## To be done
Please list every line below that contains the word "legend", copying each one in full. Case counts.

## Provided information

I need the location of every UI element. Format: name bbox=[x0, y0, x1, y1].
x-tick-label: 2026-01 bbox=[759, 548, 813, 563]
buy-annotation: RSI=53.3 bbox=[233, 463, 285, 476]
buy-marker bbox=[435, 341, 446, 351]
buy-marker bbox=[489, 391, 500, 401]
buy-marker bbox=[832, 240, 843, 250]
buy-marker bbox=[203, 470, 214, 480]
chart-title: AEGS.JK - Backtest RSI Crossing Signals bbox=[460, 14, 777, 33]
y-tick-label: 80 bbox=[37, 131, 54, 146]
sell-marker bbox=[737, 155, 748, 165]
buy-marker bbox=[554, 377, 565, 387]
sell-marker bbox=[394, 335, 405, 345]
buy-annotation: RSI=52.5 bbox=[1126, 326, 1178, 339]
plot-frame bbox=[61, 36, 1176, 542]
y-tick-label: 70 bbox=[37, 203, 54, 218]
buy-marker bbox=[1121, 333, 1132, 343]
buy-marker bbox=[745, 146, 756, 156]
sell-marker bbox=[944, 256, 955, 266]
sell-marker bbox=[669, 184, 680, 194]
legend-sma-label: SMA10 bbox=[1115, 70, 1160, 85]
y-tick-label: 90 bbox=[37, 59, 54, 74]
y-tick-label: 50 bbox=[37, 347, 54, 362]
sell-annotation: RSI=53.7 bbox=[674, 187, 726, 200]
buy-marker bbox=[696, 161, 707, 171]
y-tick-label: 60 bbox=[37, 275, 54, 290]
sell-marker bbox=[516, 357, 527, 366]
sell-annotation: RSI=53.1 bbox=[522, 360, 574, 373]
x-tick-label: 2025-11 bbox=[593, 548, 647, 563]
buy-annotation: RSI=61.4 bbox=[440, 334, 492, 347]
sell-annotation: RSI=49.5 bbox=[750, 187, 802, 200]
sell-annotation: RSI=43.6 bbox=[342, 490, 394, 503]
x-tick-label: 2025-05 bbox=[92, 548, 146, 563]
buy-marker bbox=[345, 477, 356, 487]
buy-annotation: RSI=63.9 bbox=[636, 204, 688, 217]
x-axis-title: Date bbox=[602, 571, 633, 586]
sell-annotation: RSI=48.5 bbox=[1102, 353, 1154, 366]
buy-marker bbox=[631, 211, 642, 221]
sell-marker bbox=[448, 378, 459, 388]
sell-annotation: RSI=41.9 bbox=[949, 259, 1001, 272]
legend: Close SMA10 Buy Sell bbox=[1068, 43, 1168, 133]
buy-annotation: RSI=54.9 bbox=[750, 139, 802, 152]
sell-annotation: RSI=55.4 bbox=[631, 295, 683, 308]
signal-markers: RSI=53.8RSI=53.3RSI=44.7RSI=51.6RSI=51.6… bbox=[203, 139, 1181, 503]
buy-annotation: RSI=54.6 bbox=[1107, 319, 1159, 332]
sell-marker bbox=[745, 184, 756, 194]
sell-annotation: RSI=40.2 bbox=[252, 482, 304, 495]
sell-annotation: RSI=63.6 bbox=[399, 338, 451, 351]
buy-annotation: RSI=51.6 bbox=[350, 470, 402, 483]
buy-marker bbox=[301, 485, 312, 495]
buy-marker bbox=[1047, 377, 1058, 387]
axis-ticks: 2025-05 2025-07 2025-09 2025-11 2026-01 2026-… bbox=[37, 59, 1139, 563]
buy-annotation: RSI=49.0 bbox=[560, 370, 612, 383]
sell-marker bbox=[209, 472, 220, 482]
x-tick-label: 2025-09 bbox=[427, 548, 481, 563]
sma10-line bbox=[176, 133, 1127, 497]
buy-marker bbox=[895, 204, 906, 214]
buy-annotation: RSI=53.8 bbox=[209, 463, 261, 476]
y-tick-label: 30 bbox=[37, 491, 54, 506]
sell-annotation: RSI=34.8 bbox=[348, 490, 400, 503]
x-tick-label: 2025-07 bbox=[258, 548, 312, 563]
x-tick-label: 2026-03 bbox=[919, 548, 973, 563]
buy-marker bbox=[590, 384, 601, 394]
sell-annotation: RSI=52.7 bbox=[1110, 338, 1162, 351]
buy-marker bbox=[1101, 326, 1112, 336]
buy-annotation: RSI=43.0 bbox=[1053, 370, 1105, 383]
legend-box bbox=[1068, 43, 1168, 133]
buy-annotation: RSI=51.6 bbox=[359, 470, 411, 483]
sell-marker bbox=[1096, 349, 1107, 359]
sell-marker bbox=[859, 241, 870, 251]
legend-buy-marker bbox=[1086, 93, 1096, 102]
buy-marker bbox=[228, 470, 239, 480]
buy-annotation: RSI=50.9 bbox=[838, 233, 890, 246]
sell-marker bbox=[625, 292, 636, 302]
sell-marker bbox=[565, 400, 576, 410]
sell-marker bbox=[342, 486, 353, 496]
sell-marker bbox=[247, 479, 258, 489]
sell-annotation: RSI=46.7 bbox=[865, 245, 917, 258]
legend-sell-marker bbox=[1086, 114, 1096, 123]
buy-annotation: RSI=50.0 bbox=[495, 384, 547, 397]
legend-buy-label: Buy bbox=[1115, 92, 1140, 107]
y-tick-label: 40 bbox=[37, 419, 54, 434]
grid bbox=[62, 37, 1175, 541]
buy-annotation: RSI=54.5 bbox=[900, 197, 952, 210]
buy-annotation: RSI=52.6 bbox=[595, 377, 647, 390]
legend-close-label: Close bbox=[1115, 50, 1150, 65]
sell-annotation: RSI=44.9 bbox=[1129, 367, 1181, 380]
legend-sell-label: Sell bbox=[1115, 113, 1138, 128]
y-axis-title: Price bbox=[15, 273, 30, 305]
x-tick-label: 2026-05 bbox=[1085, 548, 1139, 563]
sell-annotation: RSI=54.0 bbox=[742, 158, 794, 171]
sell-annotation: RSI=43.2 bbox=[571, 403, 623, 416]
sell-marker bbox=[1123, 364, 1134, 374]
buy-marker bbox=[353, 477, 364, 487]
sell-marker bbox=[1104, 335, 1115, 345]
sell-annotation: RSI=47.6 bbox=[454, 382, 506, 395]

## Result of the exercise
legend-sma-label: SMA10 bbox=[1115, 70, 1160, 85]
legend: Close SMA10 Buy Sell bbox=[1068, 43, 1168, 133]
legend-box bbox=[1068, 43, 1168, 133]
legend-buy-marker bbox=[1086, 93, 1096, 102]
legend-sell-marker bbox=[1086, 114, 1096, 123]
legend-buy-label: Buy bbox=[1115, 92, 1140, 107]
legend-close-label: Close bbox=[1115, 50, 1150, 65]
legend-sell-label: Sell bbox=[1115, 113, 1138, 128]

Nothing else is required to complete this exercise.